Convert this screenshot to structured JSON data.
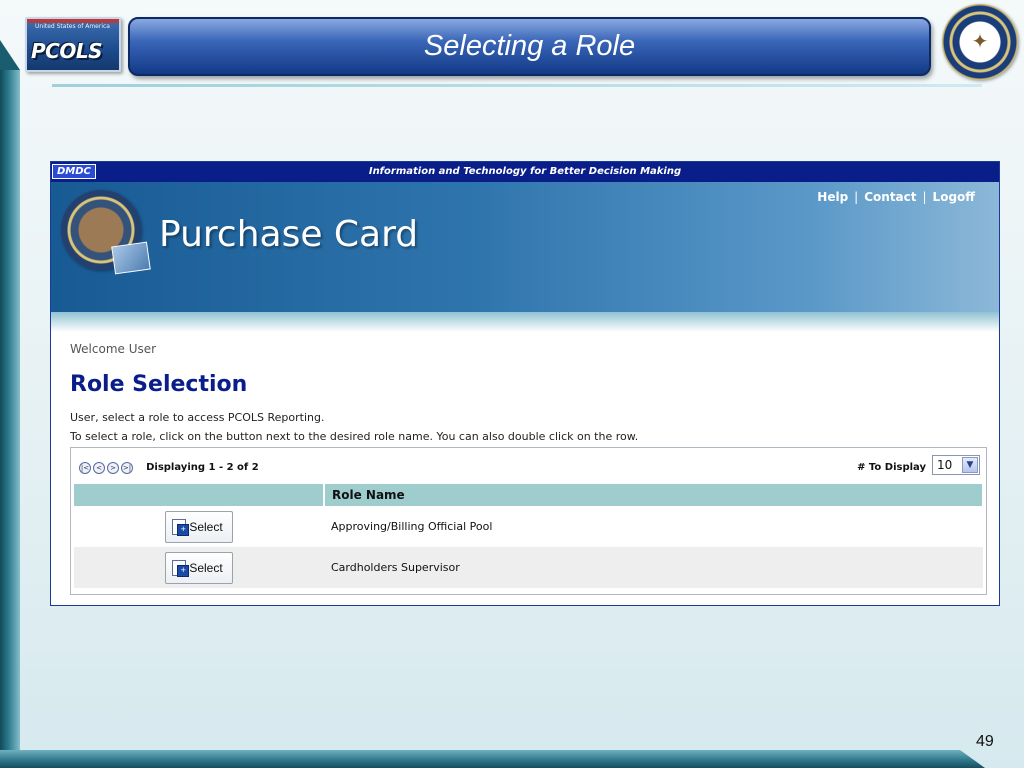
{
  "slide": {
    "title": "Selecting a Role",
    "page_number": "49",
    "pcols_logo_text": "PCOLS",
    "pcols_logo_small": "United States of America"
  },
  "app": {
    "org_badge": "DMDC",
    "tagline": "Information and Technology for Better Decision Making",
    "product_title": "Purchase Card",
    "header_links": {
      "help": "Help",
      "contact": "Contact",
      "logoff": "Logoff",
      "separator": "|"
    },
    "welcome": "Welcome User",
    "heading": "Role Selection",
    "instruction_1": "User, select a role to access PCOLS Reporting.",
    "instruction_2": "To select a role, click on the button next to the desired role name.  You can also double click on the row.",
    "pager": {
      "displaying": "Displaying 1 - 2 of 2",
      "to_display_label": "# To Display",
      "to_display_value": "10",
      "icons": [
        "first-page-icon",
        "previous-page-icon",
        "next-page-icon",
        "last-page-icon"
      ]
    },
    "table": {
      "columns": [
        "",
        "Role Name"
      ],
      "rows": [
        {
          "button": "Select",
          "role_name": "Approving/Billing Official Pool"
        },
        {
          "button": "Select",
          "role_name": "Cardholders Supervisor"
        }
      ]
    }
  },
  "colors": {
    "title_bar": "#1e4a9e",
    "app_topbar": "#0a1e8a",
    "heading": "#0a1e8a",
    "table_header": "#9fcdcd"
  }
}
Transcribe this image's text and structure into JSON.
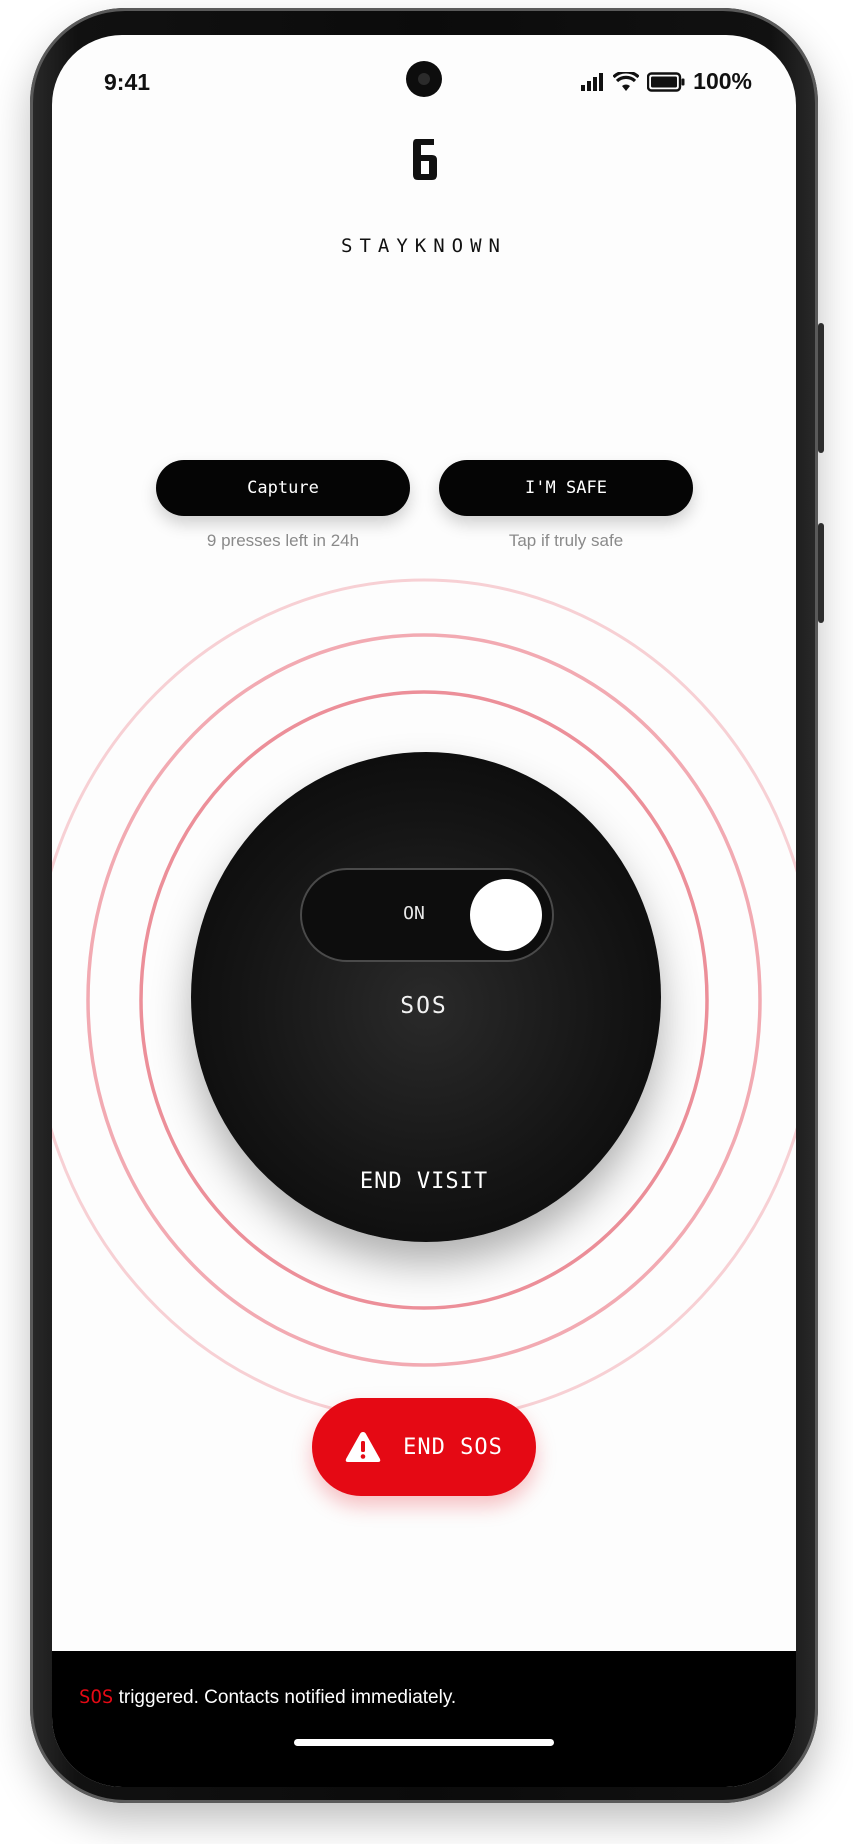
{
  "status_bar": {
    "time": "9:41",
    "battery": "100%",
    "icons": [
      "signal-icon",
      "wifi-icon",
      "battery-icon"
    ]
  },
  "brand": {
    "logo_icon": "six-logo-icon",
    "name": "STAYKNOWN"
  },
  "actions": {
    "capture_label": "Capture",
    "capture_caption": "9 presses left in 24h",
    "safe_label": "I'M SAFE",
    "safe_caption": "Tap if truly safe"
  },
  "dial": {
    "toggle_label": "ON",
    "toggle_on": true,
    "mode_label": "SOS",
    "end_visit_label": "END VISIT"
  },
  "end_sos": {
    "icon": "warning-icon",
    "label": "END SOS"
  },
  "toast": {
    "highlight": "SOS",
    "message": " triggered. Contacts notified immediately."
  },
  "colors": {
    "accent": "#e50914",
    "dark": "#050505",
    "ring": "#f0a0a8"
  }
}
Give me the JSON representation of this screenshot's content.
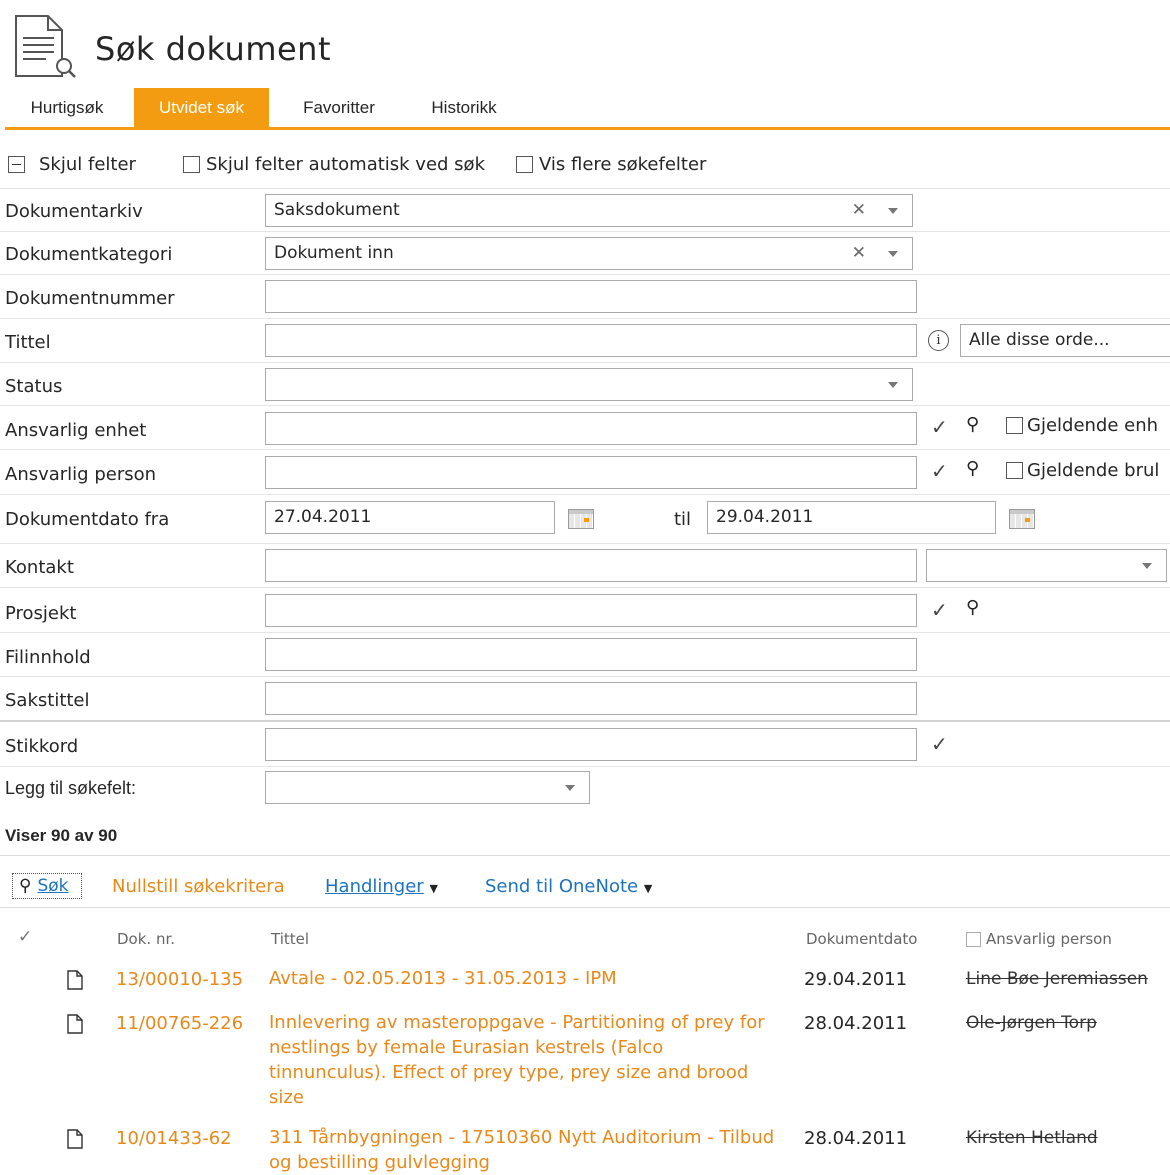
{
  "header": {
    "title": "Søk dokument",
    "icon": "search-document-icon"
  },
  "tabs": [
    {
      "label": "Hurtigsøk",
      "active": false
    },
    {
      "label": "Utvidet søk",
      "active": true
    },
    {
      "label": "Favoritter",
      "active": false
    },
    {
      "label": "Historikk",
      "active": false
    }
  ],
  "options": {
    "hide_fields": "Skjul felter",
    "auto_hide": "Skjul felter automatisk ved søk",
    "more_fields": "Vis flere søkefelter"
  },
  "form": {
    "dokumentarkiv": {
      "label": "Dokumentarkiv",
      "value": "Saksdokument"
    },
    "dokumentkategori": {
      "label": "Dokumentkategori",
      "value": "Dokument inn"
    },
    "dokumentnummer": {
      "label": "Dokumentnummer",
      "value": ""
    },
    "tittel": {
      "label": "Tittel",
      "value": "",
      "mode": "Alle disse orde..."
    },
    "status": {
      "label": "Status",
      "value": ""
    },
    "ansvarlig_enhet": {
      "label": "Ansvarlig enhet",
      "value": "",
      "checkbox": "Gjeldende enh"
    },
    "ansvarlig_person": {
      "label": "Ansvarlig person",
      "value": "",
      "checkbox": "Gjeldende brul"
    },
    "dokumentdato": {
      "label": "Dokumentdato fra",
      "from": "27.04.2011",
      "to_label": "til",
      "to": "29.04.2011"
    },
    "kontakt": {
      "label": "Kontakt",
      "value": ""
    },
    "prosjekt": {
      "label": "Prosjekt",
      "value": ""
    },
    "filinnhold": {
      "label": "Filinnhold",
      "value": ""
    },
    "sakstittel": {
      "label": "Sakstittel",
      "value": ""
    },
    "stikkord": {
      "label": "Stikkord",
      "value": ""
    },
    "legg_til": {
      "label": "Legg til søkefelt:",
      "value": ""
    }
  },
  "results": {
    "count": "Viser 90 av 90",
    "toolbar": {
      "search": "Søk",
      "reset": "Nullstill søkekritera",
      "actions": "Handlinger",
      "onenote": "Send til OneNote"
    },
    "columns": {
      "check": "✓",
      "doknr": "Dok. nr.",
      "title": "Tittel",
      "date": "Dokumentdato",
      "person": "Ansvarlig person"
    },
    "rows": [
      {
        "doknr": "13/00010-135",
        "title": "Avtale - 02.05.2013 - 31.05.2013 - IPM",
        "date": "29.04.2011",
        "person": "Line Bøe Jeremiassen"
      },
      {
        "doknr": "11/00765-226",
        "title": "Innlevering av masteroppgave - Partitioning of prey for nestlings by female Eurasian kestrels (Falco tinnunculus). Effect of prey type, prey size and brood size",
        "date": "28.04.2011",
        "person": "Ole-Jørgen Torp"
      },
      {
        "doknr": "10/01433-62",
        "title": "311 Tårnbygningen - 17510360 Nytt Auditorium - Tilbud og bestilling gulvlegging",
        "date": "28.04.2011",
        "person": "Kirsten Hetland"
      }
    ]
  },
  "colors": {
    "accent": "#f39c12",
    "link_orange": "#e8891a",
    "link_blue": "#1e73be"
  }
}
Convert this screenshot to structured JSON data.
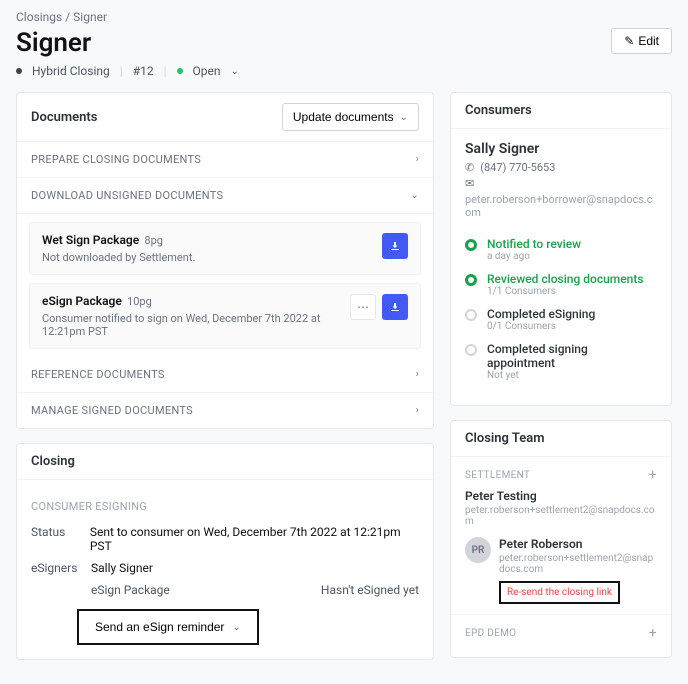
{
  "breadcrumb": {
    "root": "Closings",
    "current": "Signer"
  },
  "title": "Signer",
  "edit_label": "Edit",
  "meta": {
    "type": "Hybrid Closing",
    "number": "#12",
    "status": "Open"
  },
  "documents": {
    "heading": "Documents",
    "update_label": "Update documents",
    "prepare_label": "PREPARE CLOSING DOCUMENTS",
    "download_label": "DOWNLOAD UNSIGNED DOCUMENTS",
    "reference_label": "REFERENCE DOCUMENTS",
    "manage_label": "MANAGE SIGNED DOCUMENTS",
    "wet": {
      "title": "Wet Sign Package",
      "pages": "8pg",
      "desc": "Not downloaded by Settlement."
    },
    "esign": {
      "title": "eSign Package",
      "pages": "10pg",
      "desc": "Consumer notified to sign on Wed, December 7th 2022 at 12:21pm PST"
    }
  },
  "closing": {
    "heading": "Closing",
    "sub": "CONSUMER ESIGNING",
    "status_label": "Status",
    "status_val": "Sent to consumer on Wed, December 7th 2022 at 12:21pm PST",
    "esigners_label": "eSigners",
    "esigners_val": "Sally Signer",
    "pkg_name": "eSign Package",
    "pkg_status": "Hasn't eSigned yet",
    "reminder_label": "Send an eSign reminder"
  },
  "consumers": {
    "heading": "Consumers",
    "name": "Sally Signer",
    "phone": "(847) 770-5653",
    "email": "peter.roberson+borrower@snapdocs.com",
    "steps": {
      "notified": {
        "title": "Notified to review",
        "sub": "a day ago"
      },
      "reviewed": {
        "title": "Reviewed closing documents",
        "sub": "1/1 Consumers"
      },
      "esigning": {
        "title": "Completed eSigning",
        "sub": "0/1 Consumers"
      },
      "appt": {
        "title": "Completed signing appointment",
        "sub": "Not yet"
      }
    }
  },
  "team": {
    "heading": "Closing Team",
    "settlement_label": "SETTLEMENT",
    "settlement_name": "Peter Testing",
    "settlement_email": "peter.roberson+settlement2@snapdocs.com",
    "member_initials": "PR",
    "member_name": "Peter Roberson",
    "member_email": "peter.roberson+settlement2@snapdocs.com",
    "resend_label": "Re-send the closing link",
    "epd_label": "EPD DEMO"
  }
}
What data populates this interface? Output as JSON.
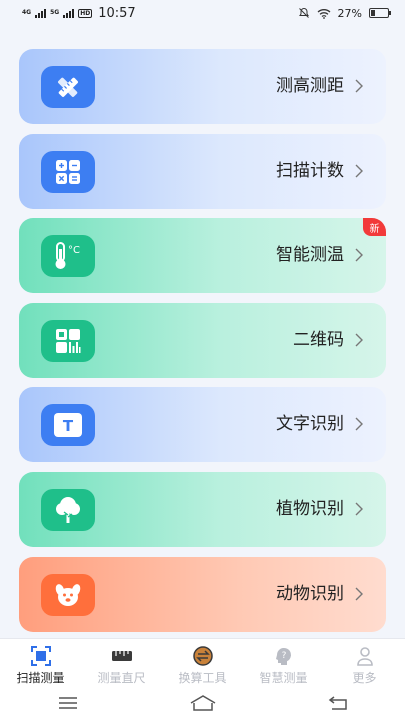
{
  "status": {
    "network1": "4G",
    "network2": "5G",
    "hd": "HD",
    "time": "10:57",
    "battery": "27%",
    "battery_level": 0.27
  },
  "cards": [
    {
      "label": "测高测距",
      "icon": "ruler-pencil-icon",
      "theme": "blue"
    },
    {
      "label": "扫描计数",
      "icon": "calculator-icon",
      "theme": "blue"
    },
    {
      "label": "智能测温",
      "icon": "thermometer-icon",
      "theme": "green",
      "badge": "新",
      "icon_text": "°C"
    },
    {
      "label": "二维码",
      "icon": "qr-code-icon",
      "theme": "green"
    },
    {
      "label": "文字识别",
      "icon": "text-recognition-icon",
      "theme": "blue",
      "icon_text": "T"
    },
    {
      "label": "植物识别",
      "icon": "tree-icon",
      "theme": "green"
    },
    {
      "label": "动物识别",
      "icon": "dog-icon",
      "theme": "orange"
    }
  ],
  "tabs": [
    {
      "label": "扫描测量",
      "icon": "scan-icon",
      "active": true
    },
    {
      "label": "测量直尺",
      "icon": "ruler-icon",
      "active": false
    },
    {
      "label": "换算工具",
      "icon": "convert-icon",
      "active": false
    },
    {
      "label": "智慧测量",
      "icon": "smart-measure-icon",
      "active": false
    },
    {
      "label": "更多",
      "icon": "user-icon",
      "active": false
    }
  ],
  "nav": [
    "menu-icon",
    "home-icon",
    "back-icon"
  ],
  "colors": {
    "blue_accent": "#3d7ef2",
    "green_accent": "#1fbf8a",
    "orange_accent": "#ff6f3c",
    "badge": "#f23a3a"
  }
}
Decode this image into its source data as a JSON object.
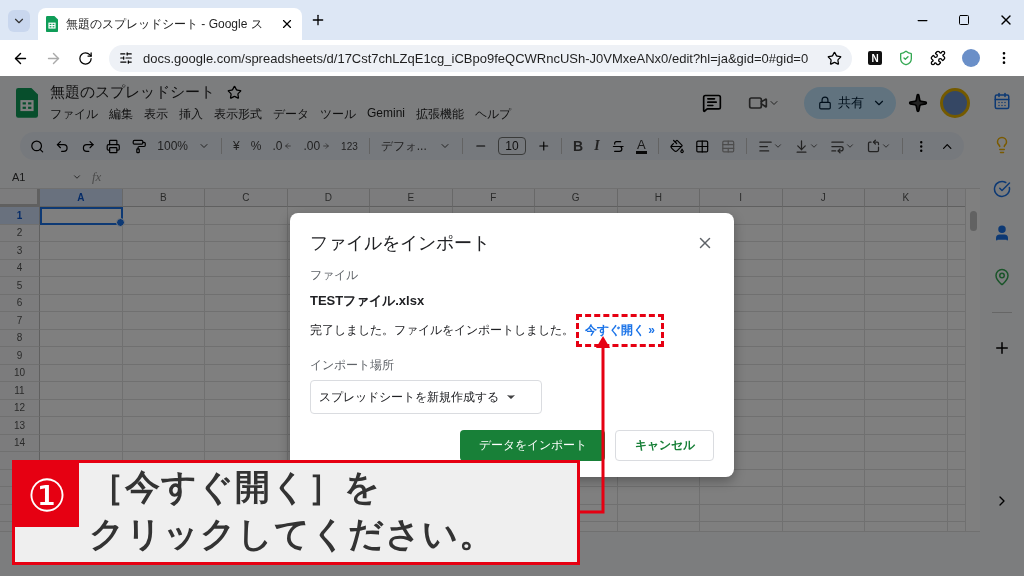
{
  "browser": {
    "tab_title": "無題のスプレッドシート - Google ス",
    "url": "docs.google.com/spreadsheets/d/17Cst7chLZqE1cg_iCBpo9feQCWRncUSh-J0VMxeANx0/edit?hl=ja&gid=0#gid=0",
    "extension_label": "N"
  },
  "sheets": {
    "title": "無題のスプレッドシート",
    "menu": [
      "ファイル",
      "編集",
      "表示",
      "挿入",
      "表示形式",
      "データ",
      "ツール",
      "Gemini",
      "拡張機能",
      "ヘルプ"
    ],
    "share_label": "共有",
    "toolbar": {
      "zoom": "100%",
      "currency": "¥",
      "percent": "%",
      "decrease_decimal": ".0",
      "increase_decimal": ".00",
      "number_format": "123",
      "font": "デフォ...",
      "font_size": "10",
      "bold": "B",
      "italic": "I",
      "text_color": "A"
    },
    "name_box": "A1",
    "formula_label": "fx",
    "columns": [
      {
        "label": "A",
        "selected": true
      },
      {
        "label": "B",
        "selected": false
      },
      {
        "label": "C",
        "selected": false
      },
      {
        "label": "D",
        "selected": false
      },
      {
        "label": "E",
        "selected": false
      },
      {
        "label": "F",
        "selected": false
      },
      {
        "label": "G",
        "selected": false
      },
      {
        "label": "H",
        "selected": false
      },
      {
        "label": "I",
        "selected": false
      },
      {
        "label": "J",
        "selected": false
      },
      {
        "label": "K",
        "selected": false
      }
    ],
    "rows": [
      {
        "label": "1",
        "selected": true
      },
      {
        "label": "2",
        "selected": false
      },
      {
        "label": "3",
        "selected": false
      },
      {
        "label": "4",
        "selected": false
      },
      {
        "label": "5",
        "selected": false
      },
      {
        "label": "6",
        "selected": false
      },
      {
        "label": "7",
        "selected": false
      },
      {
        "label": "8",
        "selected": false
      },
      {
        "label": "9",
        "selected": false
      },
      {
        "label": "10",
        "selected": false
      },
      {
        "label": "11",
        "selected": false
      },
      {
        "label": "12",
        "selected": false
      },
      {
        "label": "13",
        "selected": false
      },
      {
        "label": "14",
        "selected": false
      }
    ]
  },
  "dialog": {
    "title": "ファイルをインポート",
    "file_label": "ファイル",
    "file_name": "TESTファイル.xlsx",
    "message": "完了しました。ファイルをインポートしました。",
    "link": "今すぐ開く »",
    "location_label": "インポート場所",
    "location_value": "スプレッドシートを新規作成する",
    "primary_button": "データをインポート",
    "cancel_button": "キャンセル"
  },
  "annotation": {
    "badge": "①",
    "lines": [
      "［今すぐ開く］を",
      "クリックしてください。"
    ]
  }
}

= = = = =

▸ **Exercise details**: Extract each line holding the word "into" from the records.

▸ **Result for this exercise**:
Transcribe this image's text and structure into JSON.
Decode this image into its source data as a JSON object.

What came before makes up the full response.